:: GIVEN DATA ::

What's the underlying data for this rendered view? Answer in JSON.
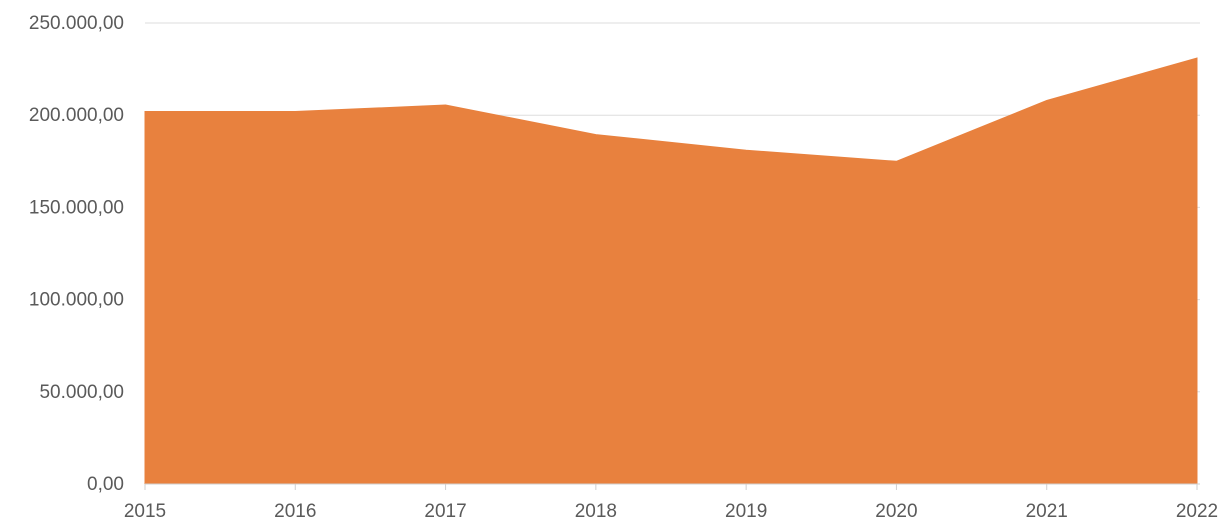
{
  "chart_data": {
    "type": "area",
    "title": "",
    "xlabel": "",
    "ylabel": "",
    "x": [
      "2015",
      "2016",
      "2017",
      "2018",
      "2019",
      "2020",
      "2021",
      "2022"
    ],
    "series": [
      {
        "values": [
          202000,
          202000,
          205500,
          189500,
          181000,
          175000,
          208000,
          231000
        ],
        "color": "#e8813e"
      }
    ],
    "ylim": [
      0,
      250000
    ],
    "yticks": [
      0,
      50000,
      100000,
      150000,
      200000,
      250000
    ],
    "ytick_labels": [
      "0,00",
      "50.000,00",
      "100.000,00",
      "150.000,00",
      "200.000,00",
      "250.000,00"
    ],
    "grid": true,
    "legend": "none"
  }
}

:::

## [PROBLEM]
Each entry gets copied exactly; the pictures stay out.

## [SOLUTION FOR THIS PROBLEM]
What's the underlying data for this rendered view? Answer in JSON.
{
  "chart_data": {
    "type": "area",
    "title": "",
    "xlabel": "",
    "ylabel": "",
    "x": [
      "2015",
      "2016",
      "2017",
      "2018",
      "2019",
      "2020",
      "2021",
      "2022"
    ],
    "series": [
      {
        "values": [
          202000,
          202000,
          205500,
          189500,
          181000,
          175000,
          208000,
          231000
        ],
        "color": "#e8813e"
      }
    ],
    "ylim": [
      0,
      250000
    ],
    "yticks": [
      0,
      50000,
      100000,
      150000,
      200000,
      250000
    ],
    "ytick_labels": [
      "0,00",
      "50.000,00",
      "100.000,00",
      "150.000,00",
      "200.000,00",
      "250.000,00"
    ],
    "grid": true,
    "legend": "none"
  }
}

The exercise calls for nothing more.